| TASK DESCRIPTION |
Pictures are not part of the copy; repeat everything else in the records exactly.

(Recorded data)
* * *

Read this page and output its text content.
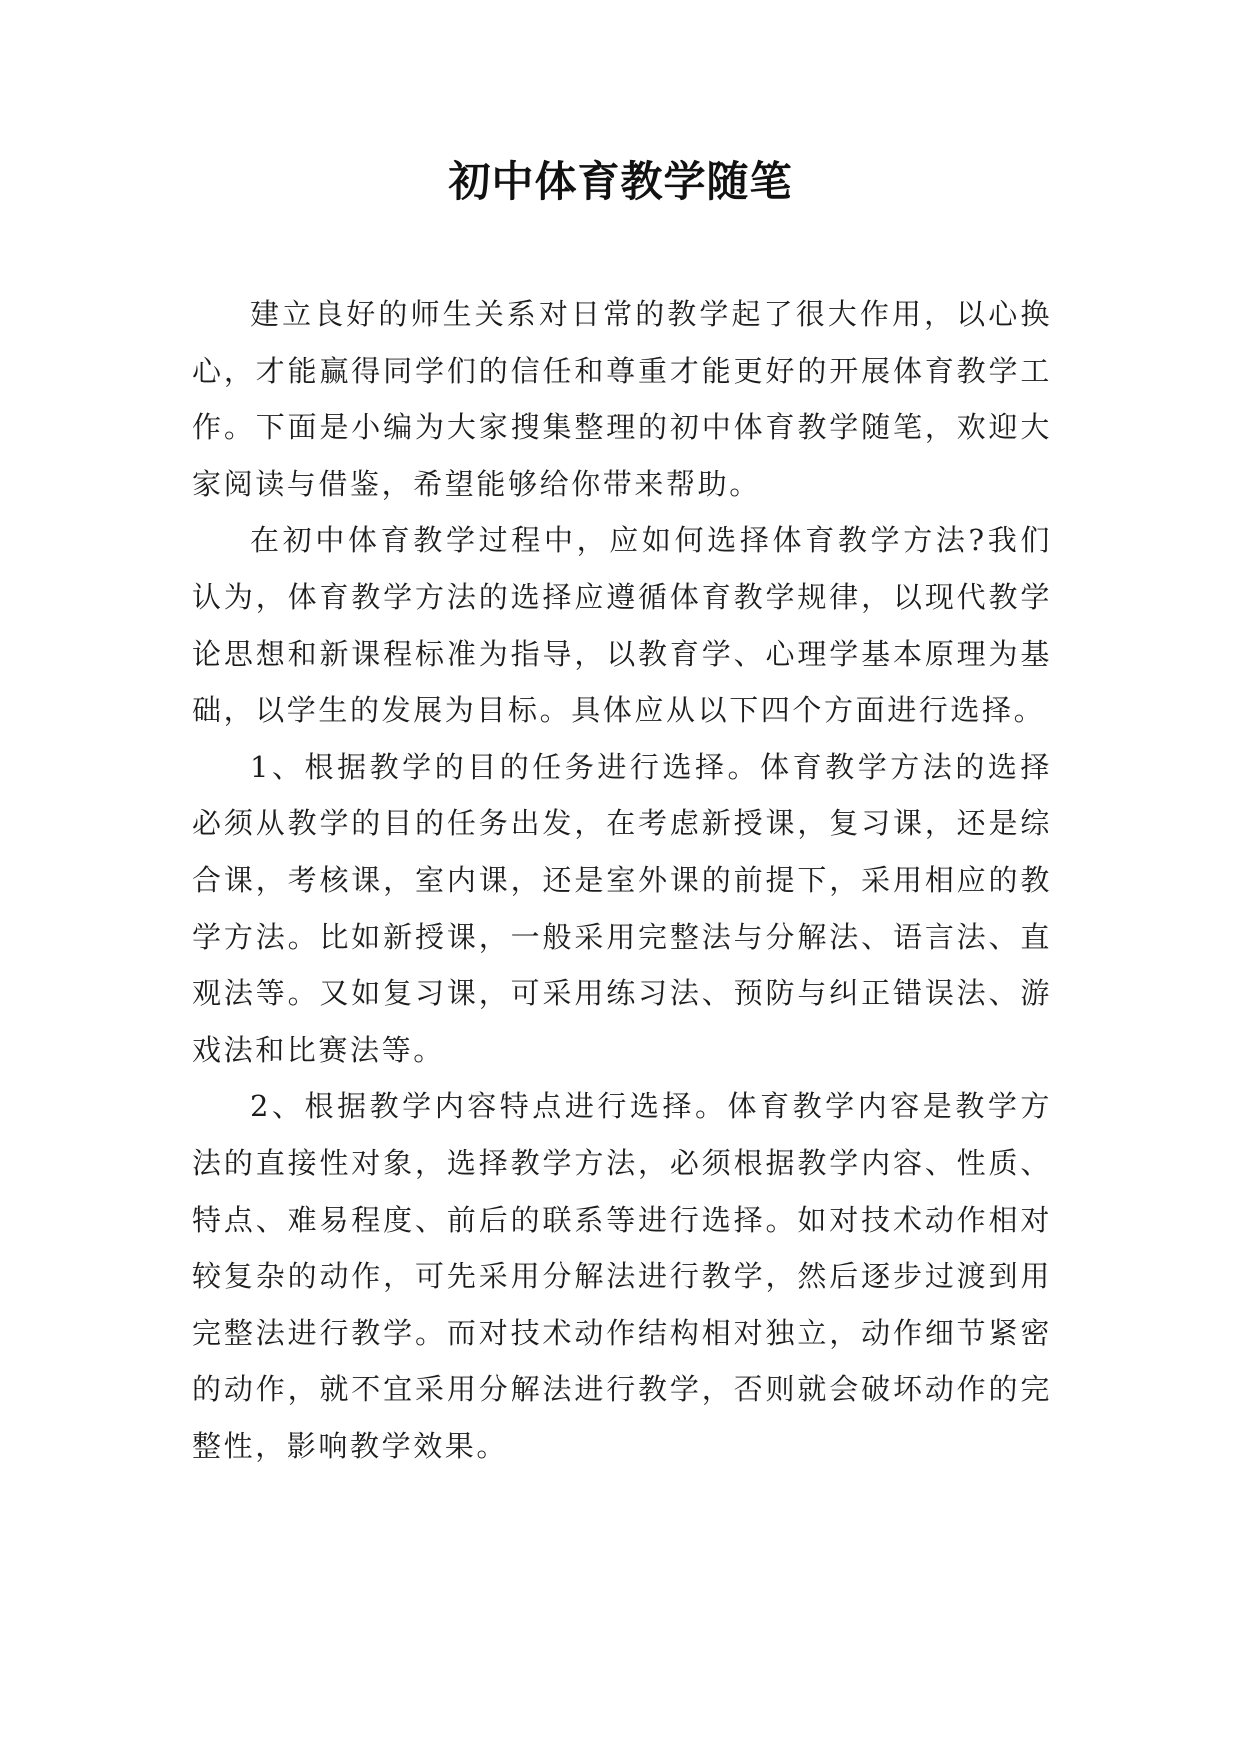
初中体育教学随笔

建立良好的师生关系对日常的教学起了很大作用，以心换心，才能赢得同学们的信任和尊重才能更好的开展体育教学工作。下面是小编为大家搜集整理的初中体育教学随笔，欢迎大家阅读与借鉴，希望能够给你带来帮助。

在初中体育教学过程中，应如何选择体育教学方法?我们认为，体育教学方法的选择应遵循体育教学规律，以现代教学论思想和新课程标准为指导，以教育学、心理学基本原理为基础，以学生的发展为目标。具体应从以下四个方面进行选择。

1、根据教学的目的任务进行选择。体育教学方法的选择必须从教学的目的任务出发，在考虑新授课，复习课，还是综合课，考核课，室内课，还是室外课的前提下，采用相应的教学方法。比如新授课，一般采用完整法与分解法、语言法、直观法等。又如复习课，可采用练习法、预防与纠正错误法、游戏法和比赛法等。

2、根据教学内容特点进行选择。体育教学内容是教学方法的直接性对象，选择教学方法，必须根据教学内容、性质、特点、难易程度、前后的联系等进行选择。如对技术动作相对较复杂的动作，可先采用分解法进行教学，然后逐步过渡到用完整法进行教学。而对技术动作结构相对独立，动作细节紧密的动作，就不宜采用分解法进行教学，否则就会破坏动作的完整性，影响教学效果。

* * *

| RESPONSE TO THIS TASK |
Read this page and output its text content.
初中体育教学随笔

建立良好的师生关系对日常的教学起了很大作用，以心换心，才能赢得同学们的信任和尊重才能更好的开展体育教学工作。下面是小编为大家搜集整理的初中体育教学随笔，欢迎大家阅读与借鉴，希望能够给你带来帮助。

在初中体育教学过程中，应如何选择体育教学方法?我们认为，体育教学方法的选择应遵循体育教学规律，以现代教学论思想和新课程标准为指导，以教育学、心理学基本原理为基础，以学生的发展为目标。具体应从以下四个方面进行选择。

1、根据教学的目的任务进行选择。体育教学方法的选择必须从教学的目的任务出发，在考虑新授课，复习课，还是综合课，考核课，室内课，还是室外课的前提下，采用相应的教学方法。比如新授课，一般采用完整法与分解法、语言法、直观法等。又如复习课，可采用练习法、预防与纠正错误法、游戏法和比赛法等。

2、根据教学内容特点进行选择。体育教学内容是教学方法的直接性对象，选择教学方法，必须根据教学内容、性质、特点、难易程度、前后的联系等进行选择。如对技术动作相对较复杂的动作，可先采用分解法进行教学，然后逐步过渡到用完整法进行教学。而对技术动作结构相对独立，动作细节紧密的动作，就不宜采用分解法进行教学，否则就会破坏动作的完整性，影响教学效果。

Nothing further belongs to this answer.